> **Problem to solve**: Set down the whole listing verbatim.

> **Provided records**:
┌──

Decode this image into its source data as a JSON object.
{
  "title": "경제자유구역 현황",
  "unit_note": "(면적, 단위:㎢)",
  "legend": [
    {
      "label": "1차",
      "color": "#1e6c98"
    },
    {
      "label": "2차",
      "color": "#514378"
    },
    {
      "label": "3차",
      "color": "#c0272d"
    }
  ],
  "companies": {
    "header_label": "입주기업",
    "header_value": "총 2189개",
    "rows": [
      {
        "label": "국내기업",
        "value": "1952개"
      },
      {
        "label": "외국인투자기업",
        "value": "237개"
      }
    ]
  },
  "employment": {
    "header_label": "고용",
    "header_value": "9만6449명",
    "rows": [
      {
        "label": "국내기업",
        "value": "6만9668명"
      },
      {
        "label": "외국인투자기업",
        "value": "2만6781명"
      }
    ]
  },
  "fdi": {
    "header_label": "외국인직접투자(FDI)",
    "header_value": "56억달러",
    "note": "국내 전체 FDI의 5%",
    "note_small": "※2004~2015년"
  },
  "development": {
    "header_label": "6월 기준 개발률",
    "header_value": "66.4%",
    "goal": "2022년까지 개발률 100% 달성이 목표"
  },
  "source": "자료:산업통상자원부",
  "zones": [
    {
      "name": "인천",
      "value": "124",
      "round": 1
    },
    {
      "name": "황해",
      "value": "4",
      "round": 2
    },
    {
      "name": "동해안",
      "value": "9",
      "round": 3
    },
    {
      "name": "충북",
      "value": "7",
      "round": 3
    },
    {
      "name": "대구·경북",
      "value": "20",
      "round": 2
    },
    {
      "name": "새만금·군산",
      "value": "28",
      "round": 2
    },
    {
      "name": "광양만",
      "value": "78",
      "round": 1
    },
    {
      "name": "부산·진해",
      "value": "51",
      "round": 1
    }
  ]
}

└──

> **Result of the exercise**:
Decode this image into its source data as a JSON object.
{
  "title": "경제자유구역 현황",
  "unit_note": "(면적, 단위:㎢)",
  "legend": [
    {
      "label": "1차",
      "color": "#1e6c98"
    },
    {
      "label": "2차",
      "color": "#514378"
    },
    {
      "label": "3차",
      "color": "#c0272d"
    }
  ],
  "companies": {
    "header_label": "입주기업",
    "header_value": "총 2189개",
    "rows": [
      {
        "label": "국내기업",
        "value": "1952개"
      },
      {
        "label": "외국인투자기업",
        "value": "237개"
      }
    ]
  },
  "employment": {
    "header_label": "고용",
    "header_value": "9만6449명",
    "rows": [
      {
        "label": "국내기업",
        "value": "6만9668명"
      },
      {
        "label": "외국인투자기업",
        "value": "2만6781명"
      }
    ]
  },
  "fdi": {
    "header_label": "외국인직접투자(FDI)",
    "header_value": "56억달러",
    "note": "국내 전체 FDI의 5%",
    "note_small": "※2004~2015년"
  },
  "development": {
    "header_label": "6월 기준 개발률",
    "header_value": "66.4%",
    "goal": "2022년까지 개발률 100% 달성이 목표"
  },
  "source": "자료:산업통상자원부",
  "zones": [
    {
      "name": "인천",
      "value": "124",
      "round": 1
    },
    {
      "name": "황해",
      "value": "4",
      "round": 2
    },
    {
      "name": "동해안",
      "value": "9",
      "round": 3
    },
    {
      "name": "충북",
      "value": "7",
      "round": 3
    },
    {
      "name": "대구·경북",
      "value": "20",
      "round": 2
    },
    {
      "name": "새만금·군산",
      "value": "28",
      "round": 2
    },
    {
      "name": "광양만",
      "value": "78",
      "round": 1
    },
    {
      "name": "부산·진해",
      "value": "51",
      "round": 1
    }
  ]
}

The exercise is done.